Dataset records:
┄┄┄┄┄┄

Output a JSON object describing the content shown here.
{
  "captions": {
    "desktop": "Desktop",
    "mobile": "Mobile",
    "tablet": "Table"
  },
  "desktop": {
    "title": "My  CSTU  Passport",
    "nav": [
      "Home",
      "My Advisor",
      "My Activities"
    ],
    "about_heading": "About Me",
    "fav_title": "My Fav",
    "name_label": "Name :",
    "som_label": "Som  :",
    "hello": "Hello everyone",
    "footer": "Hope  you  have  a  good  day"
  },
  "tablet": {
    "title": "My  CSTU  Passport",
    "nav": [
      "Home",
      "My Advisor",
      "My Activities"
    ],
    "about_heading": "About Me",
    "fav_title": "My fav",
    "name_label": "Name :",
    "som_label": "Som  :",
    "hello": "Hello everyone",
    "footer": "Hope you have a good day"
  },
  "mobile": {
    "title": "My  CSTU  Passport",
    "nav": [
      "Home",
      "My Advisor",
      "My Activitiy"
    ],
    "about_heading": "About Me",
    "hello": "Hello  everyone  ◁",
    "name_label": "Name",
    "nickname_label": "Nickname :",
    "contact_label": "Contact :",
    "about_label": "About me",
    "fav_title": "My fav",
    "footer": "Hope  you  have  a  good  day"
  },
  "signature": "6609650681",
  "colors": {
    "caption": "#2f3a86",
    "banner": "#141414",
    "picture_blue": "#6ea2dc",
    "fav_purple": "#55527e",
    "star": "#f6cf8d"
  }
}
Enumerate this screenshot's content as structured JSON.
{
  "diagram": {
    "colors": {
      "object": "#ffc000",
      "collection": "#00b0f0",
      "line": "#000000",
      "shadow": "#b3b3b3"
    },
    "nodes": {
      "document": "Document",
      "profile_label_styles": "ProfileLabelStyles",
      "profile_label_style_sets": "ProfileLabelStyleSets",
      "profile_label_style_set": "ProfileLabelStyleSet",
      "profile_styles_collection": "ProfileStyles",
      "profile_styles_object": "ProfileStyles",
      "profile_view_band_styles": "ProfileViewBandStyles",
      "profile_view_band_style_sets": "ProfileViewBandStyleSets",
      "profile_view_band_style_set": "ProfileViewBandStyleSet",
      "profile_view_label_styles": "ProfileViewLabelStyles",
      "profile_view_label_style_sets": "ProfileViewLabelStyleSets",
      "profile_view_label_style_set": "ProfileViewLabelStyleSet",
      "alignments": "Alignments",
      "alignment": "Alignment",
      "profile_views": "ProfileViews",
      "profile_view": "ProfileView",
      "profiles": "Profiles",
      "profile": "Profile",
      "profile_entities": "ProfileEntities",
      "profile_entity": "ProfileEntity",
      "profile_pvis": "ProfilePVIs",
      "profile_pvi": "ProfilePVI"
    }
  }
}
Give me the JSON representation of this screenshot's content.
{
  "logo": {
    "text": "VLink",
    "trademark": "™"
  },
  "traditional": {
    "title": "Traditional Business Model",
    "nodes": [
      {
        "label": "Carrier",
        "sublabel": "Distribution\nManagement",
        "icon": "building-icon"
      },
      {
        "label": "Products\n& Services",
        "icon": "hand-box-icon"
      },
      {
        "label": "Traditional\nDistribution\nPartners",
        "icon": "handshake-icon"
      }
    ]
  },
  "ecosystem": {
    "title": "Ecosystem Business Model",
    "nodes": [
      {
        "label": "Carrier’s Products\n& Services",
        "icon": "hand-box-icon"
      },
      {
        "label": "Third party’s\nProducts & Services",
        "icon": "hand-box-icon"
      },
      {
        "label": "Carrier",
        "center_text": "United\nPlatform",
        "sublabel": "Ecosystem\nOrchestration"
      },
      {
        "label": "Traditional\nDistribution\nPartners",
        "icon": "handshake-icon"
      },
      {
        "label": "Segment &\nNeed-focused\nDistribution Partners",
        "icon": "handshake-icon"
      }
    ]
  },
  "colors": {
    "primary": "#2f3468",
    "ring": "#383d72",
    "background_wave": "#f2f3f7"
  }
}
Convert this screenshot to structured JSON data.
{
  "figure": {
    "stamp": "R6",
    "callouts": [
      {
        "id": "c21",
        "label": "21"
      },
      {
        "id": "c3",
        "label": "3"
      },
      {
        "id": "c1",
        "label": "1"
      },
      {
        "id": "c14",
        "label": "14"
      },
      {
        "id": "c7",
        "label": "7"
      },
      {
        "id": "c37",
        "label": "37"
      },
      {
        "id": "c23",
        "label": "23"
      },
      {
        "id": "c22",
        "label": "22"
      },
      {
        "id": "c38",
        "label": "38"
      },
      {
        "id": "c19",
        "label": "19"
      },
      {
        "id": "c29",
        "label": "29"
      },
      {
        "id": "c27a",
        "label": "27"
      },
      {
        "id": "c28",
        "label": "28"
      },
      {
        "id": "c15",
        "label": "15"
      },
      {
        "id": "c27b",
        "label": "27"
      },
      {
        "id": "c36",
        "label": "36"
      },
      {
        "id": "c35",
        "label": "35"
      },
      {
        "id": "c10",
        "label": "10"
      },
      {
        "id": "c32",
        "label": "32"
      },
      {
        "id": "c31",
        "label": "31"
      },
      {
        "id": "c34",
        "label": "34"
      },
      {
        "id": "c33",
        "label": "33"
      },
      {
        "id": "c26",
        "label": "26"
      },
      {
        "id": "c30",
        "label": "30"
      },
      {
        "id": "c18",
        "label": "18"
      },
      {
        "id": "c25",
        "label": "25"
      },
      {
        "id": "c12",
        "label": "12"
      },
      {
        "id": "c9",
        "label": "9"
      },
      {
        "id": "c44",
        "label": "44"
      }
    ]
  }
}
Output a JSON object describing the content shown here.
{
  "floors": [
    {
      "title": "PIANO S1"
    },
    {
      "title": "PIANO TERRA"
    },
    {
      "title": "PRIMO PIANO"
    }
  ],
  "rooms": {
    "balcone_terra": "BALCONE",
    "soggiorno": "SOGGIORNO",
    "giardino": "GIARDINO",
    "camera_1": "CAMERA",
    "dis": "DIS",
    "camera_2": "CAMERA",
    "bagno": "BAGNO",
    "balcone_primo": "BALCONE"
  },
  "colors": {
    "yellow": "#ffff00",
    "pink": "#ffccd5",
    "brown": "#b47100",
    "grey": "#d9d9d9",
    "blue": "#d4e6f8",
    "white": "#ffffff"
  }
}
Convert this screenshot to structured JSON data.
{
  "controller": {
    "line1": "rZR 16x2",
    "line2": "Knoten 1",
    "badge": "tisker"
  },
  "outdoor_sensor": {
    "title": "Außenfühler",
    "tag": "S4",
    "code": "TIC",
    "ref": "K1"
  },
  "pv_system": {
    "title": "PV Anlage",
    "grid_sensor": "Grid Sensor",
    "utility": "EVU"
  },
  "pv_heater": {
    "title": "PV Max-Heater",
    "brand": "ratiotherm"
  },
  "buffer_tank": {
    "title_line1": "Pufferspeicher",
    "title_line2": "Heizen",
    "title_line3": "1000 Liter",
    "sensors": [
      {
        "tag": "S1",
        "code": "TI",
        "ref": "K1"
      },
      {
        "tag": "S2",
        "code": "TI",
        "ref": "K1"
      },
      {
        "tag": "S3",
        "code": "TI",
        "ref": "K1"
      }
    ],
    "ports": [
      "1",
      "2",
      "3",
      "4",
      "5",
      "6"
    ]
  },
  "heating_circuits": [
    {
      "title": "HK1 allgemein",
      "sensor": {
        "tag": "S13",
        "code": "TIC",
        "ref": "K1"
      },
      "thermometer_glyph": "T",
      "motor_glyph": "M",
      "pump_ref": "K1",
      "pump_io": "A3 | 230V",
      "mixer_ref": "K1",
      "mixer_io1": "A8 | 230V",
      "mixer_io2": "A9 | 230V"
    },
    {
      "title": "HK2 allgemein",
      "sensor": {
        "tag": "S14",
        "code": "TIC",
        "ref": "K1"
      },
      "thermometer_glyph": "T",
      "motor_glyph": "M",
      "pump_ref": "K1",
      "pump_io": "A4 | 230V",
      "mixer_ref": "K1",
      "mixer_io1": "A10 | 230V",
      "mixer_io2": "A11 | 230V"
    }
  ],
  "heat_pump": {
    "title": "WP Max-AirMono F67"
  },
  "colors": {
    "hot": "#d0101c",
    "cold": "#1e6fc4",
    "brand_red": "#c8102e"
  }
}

┄┄┄┄┄┄

— Task description —
In the entries above, count every line containing the word "ProfileStyles". Write only the total.

— Task answer —
2